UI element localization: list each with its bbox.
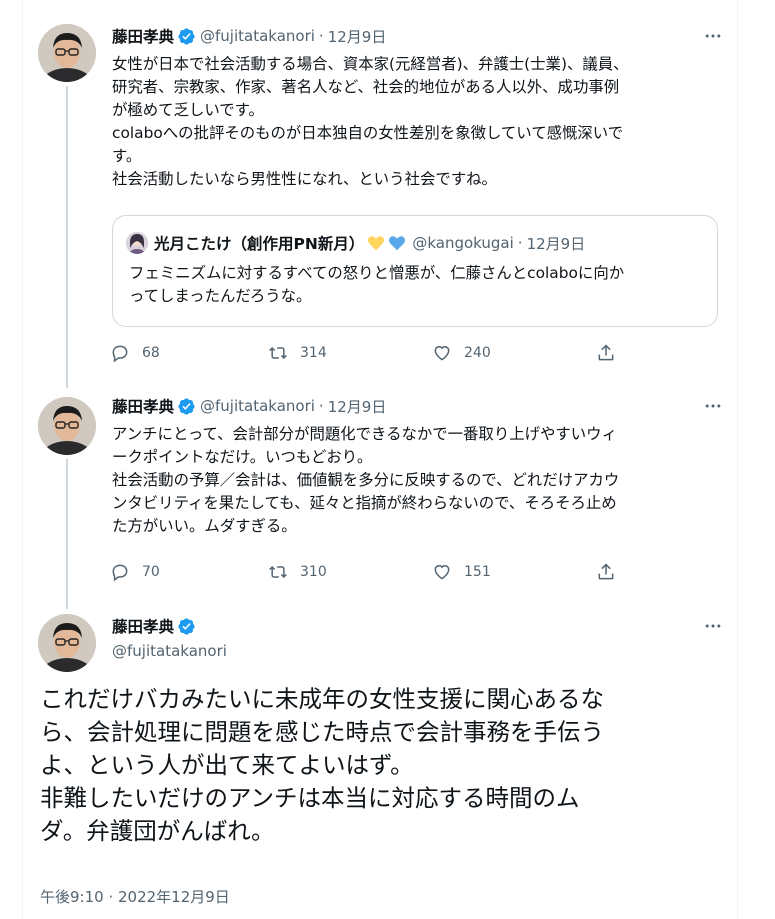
share-icon <box>598 563 614 580</box>
reply-count: 70 <box>142 564 160 580</box>
retweet-icon <box>269 346 287 360</box>
main-text-line: 非難したいだけのアンチは本当に対応する時間のム <box>40 784 580 812</box>
main-text-line: ダ。弁護団がんばれ。 <box>40 817 275 845</box>
tweet-timestamp[interactable]: 午後9:10 · 2022年12月9日 <box>40 886 230 907</box>
separator: · <box>318 397 324 415</box>
share-button[interactable] <box>596 559 628 585</box>
quoted-author-name: 光月こたけ（創作用PN新月） <box>154 235 365 253</box>
tweet-text-line: た方がいい。ムダすぎる。 <box>112 517 297 535</box>
timeline-border-right <box>737 0 738 919</box>
thread-line <box>66 86 68 388</box>
like-button[interactable]: 240 <box>432 340 491 366</box>
tweet-text-line: ークポイントなだけ。いつもどおり。 <box>112 448 373 466</box>
quoted-text-line: ってしまったんだろうな。 <box>129 287 312 305</box>
quoted-author-handle: @kangokugai <box>412 234 514 252</box>
tweet-2[interactable]: 藤田孝典 @fujitatakanori · 12月9日 アンチにとって、会計部… <box>38 385 728 609</box>
quoted-tweet-header: 光月こたけ（創作用PN新月） @kangokugai · 12月9日 <box>126 232 585 254</box>
quoted-tweet-date: 12月9日 <box>526 234 586 253</box>
tweet-text: 女性が日本で社会活動する場合、資本家(元経営者)、弁護士(士業)、議員、 研究者… <box>112 53 717 191</box>
main-text-line: これだけバカみたいに未成年の女性支援に関心あるな <box>40 685 604 713</box>
main-tweet: 藤田孝典 @fujitatakanori これだけバカみたいに未成年の女性支援に… <box>38 605 728 919</box>
reply-button[interactable]: 68 <box>110 340 160 366</box>
retweet-count: 310 <box>300 564 327 580</box>
tweet-text-line: 女性が日本で社会活動する場合、資本家(元経営者)、弁護士(士業)、議員、 <box>112 55 629 73</box>
verified-badge-icon <box>178 27 195 45</box>
heart-icon <box>434 346 450 361</box>
like-count: 240 <box>464 345 491 361</box>
reply-count: 68 <box>142 345 160 361</box>
share-button[interactable] <box>596 340 628 366</box>
avatar[interactable] <box>38 397 96 455</box>
quoted-avatar <box>126 232 148 254</box>
yellow-heart-icon <box>368 236 385 251</box>
avatar[interactable] <box>38 614 96 672</box>
author-name[interactable]: 藤田孝典 <box>112 395 174 417</box>
quoted-text-line: フェミニズムに対するすべての怒りと憎悪が、仁藤さんとcolaboに向か <box>129 264 625 282</box>
tweet-date[interactable]: 12月9日 <box>328 26 387 47</box>
tweet-text-line: 研究者、宗教家、作家、著名人など、社会的地位がある人以外、成功事例 <box>112 78 620 96</box>
quoted-tweet-text: フェミニズムに対するすべての怒りと憎悪が、仁藤さんとcolaboに向か ってしま… <box>129 262 709 308</box>
reply-icon <box>112 345 128 363</box>
retweet-button[interactable]: 314 <box>268 340 327 366</box>
tweet-text-line: 社会活動の予算／会計は、価値観を多分に反映するので、どれだけアカウ <box>112 471 620 489</box>
like-button[interactable]: 151 <box>432 559 491 585</box>
tweet-header: 藤田孝典 <box>112 614 200 638</box>
more-horizontal-icon[interactable] <box>698 24 728 48</box>
tweet-text-line: ンタビリティを果たしても、延々と指摘が終わらないので、そろそろ止め <box>112 494 617 512</box>
timeline-border-left <box>22 0 23 919</box>
tweet-actions: 68 314 240 <box>110 340 630 366</box>
reply-button[interactable]: 70 <box>110 559 160 585</box>
heart-icon <box>434 565 450 580</box>
tweet-text-line: す。 <box>112 147 142 165</box>
author-handle[interactable]: @fujitatakanori <box>200 27 315 45</box>
main-text-line: ら、会計処理に問題を感じた時点で会計事務を手伝う <box>40 718 604 746</box>
main-tweet-text: これだけバカみたいに未成年の女性支援に関心あるな ら、会計処理に問題を感じた時点… <box>40 683 730 848</box>
retweet-icon <box>269 565 287 579</box>
tweet-1[interactable]: 藤田孝典 @fujitatakanori · 12月9日 女性が日本で社会活動す… <box>38 0 728 388</box>
author-name[interactable]: 藤田孝典 <box>112 25 174 47</box>
share-icon <box>598 344 614 361</box>
tweet-header: 藤田孝典 @fujitatakanori · 12月9日 <box>112 394 386 418</box>
tweet-date[interactable]: 12月9日 <box>328 396 387 417</box>
thread-line <box>66 459 68 609</box>
separator: · <box>318 27 324 45</box>
tweet-text-line: 社会活動したいなら男性性になれ、という社会ですね。 <box>112 170 497 188</box>
verified-badge-icon <box>178 617 195 635</box>
verified-badge-icon <box>178 397 195 415</box>
tweet-text-line: colaboへの批評そのものが日本独自の女性差別を象徴していて感慨深いで <box>112 124 624 142</box>
reply-icon <box>112 564 128 582</box>
tweet-header: 藤田孝典 @fujitatakanori · 12月9日 <box>112 24 386 48</box>
more-horizontal-icon[interactable] <box>698 394 728 418</box>
retweet-count: 314 <box>300 345 327 361</box>
retweet-button[interactable]: 310 <box>268 559 327 585</box>
separator: · <box>517 234 523 252</box>
tweet-text: アンチにとって、会計部分が問題化できるなかで一番取り上げやすいウィ ークポイント… <box>112 423 717 538</box>
avatar[interactable] <box>38 24 96 82</box>
author-handle[interactable]: @fujitatakanori <box>200 397 315 415</box>
tweet-actions: 70 310 151 <box>110 559 630 585</box>
tweet-text-line: が極めて乏しいです。 <box>112 101 264 119</box>
author-handle[interactable]: @fujitatakanori <box>112 642 227 660</box>
tweet-text-line: アンチにとって、会計部分が問題化できるなかで一番取り上げやすいウィ <box>112 425 617 443</box>
tweet-handle-row: @fujitatakanori <box>112 639 227 663</box>
author-name[interactable]: 藤田孝典 <box>112 615 174 637</box>
blue-heart-icon <box>389 236 406 251</box>
main-text-line: よ、という人が出て来てよいはず。 <box>40 751 414 779</box>
quoted-tweet[interactable]: 光月こたけ（創作用PN新月） @kangokugai · 12月9日 フェミニズ… <box>112 215 718 327</box>
more-horizontal-icon[interactable] <box>698 614 728 638</box>
like-count: 151 <box>464 564 491 580</box>
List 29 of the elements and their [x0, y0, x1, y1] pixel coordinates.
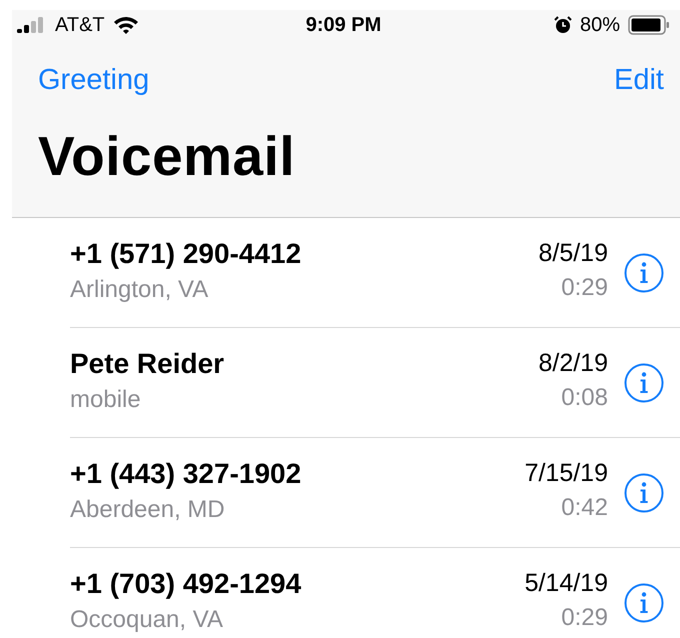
battery-icon: [628, 15, 670, 35]
page-title: Voicemail: [38, 124, 296, 188]
wifi-icon: [112, 16, 139, 34]
caller-detail: mobile: [70, 386, 142, 414]
caller-detail: Aberdeen, MD: [70, 496, 226, 524]
caller-name: +1 (703) 492-1294: [70, 568, 302, 600]
info-icon[interactable]: [624, 362, 664, 402]
voicemail-duration: 0:42: [561, 494, 608, 522]
info-icon[interactable]: [624, 252, 664, 292]
caller-name: +1 (443) 327-1902: [70, 458, 302, 490]
voicemail-date: 5/14/19: [524, 569, 608, 598]
info-icon[interactable]: [624, 472, 664, 512]
caller-detail: Arlington, VA: [70, 276, 210, 304]
greeting-button[interactable]: Greeting: [38, 64, 150, 96]
caller-name: Pete Reider: [70, 348, 226, 380]
info-icon[interactable]: [624, 582, 664, 622]
battery-percentage: 80%: [580, 14, 620, 36]
clock-time: 9:09 PM: [306, 14, 382, 36]
voicemail-duration: 0:29: [561, 274, 608, 302]
caller-name: +1 (571) 290-4412: [70, 238, 302, 270]
voicemail-date: 7/15/19: [524, 459, 608, 488]
voicemail-date: 8/2/19: [538, 349, 608, 378]
alarm-clock-icon: [554, 16, 572, 34]
edit-button[interactable]: Edit: [614, 64, 664, 96]
carrier-name: AT&T: [55, 14, 105, 36]
voicemail-duration: 0:29: [561, 604, 608, 632]
voicemail-duration: 0:08: [561, 384, 608, 412]
voicemail-date: 8/5/19: [538, 239, 608, 268]
caller-detail: Occoquan, VA: [70, 606, 224, 634]
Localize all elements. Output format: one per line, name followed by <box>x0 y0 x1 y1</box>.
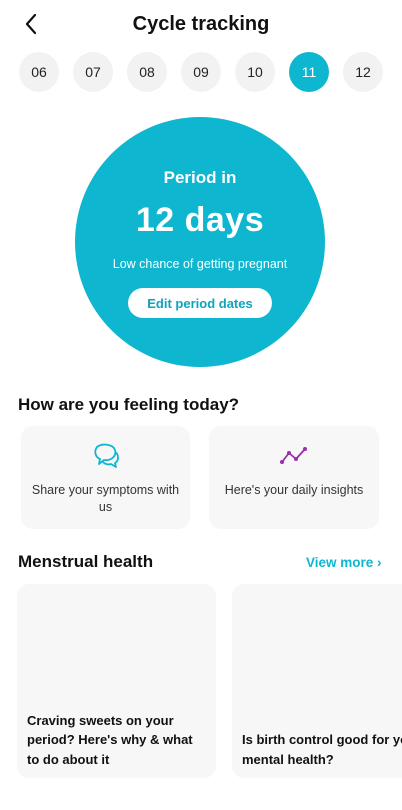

====

- **WHAT TO PRODUCE**
Copy out the stretch of lines from the one containing "share-icon <box>598 563 614 580</box>" through the one containing "main-text-line: ダ。弁護団がんばれ。 <box>40", both included, character for character.

- **PROBLEM SOLUTION**
share-icon <box>598 563 614 580</box>
reply-count: 70 <box>142 564 160 580</box>
retweet-icon <box>269 346 287 360</box>
main-text-line: 非難したいだけのアンチは本当に対応する時間のム <box>40 784 580 812</box>
main-text-line: ダ。弁護団がんばれ。 <box>40 817 275 845</box>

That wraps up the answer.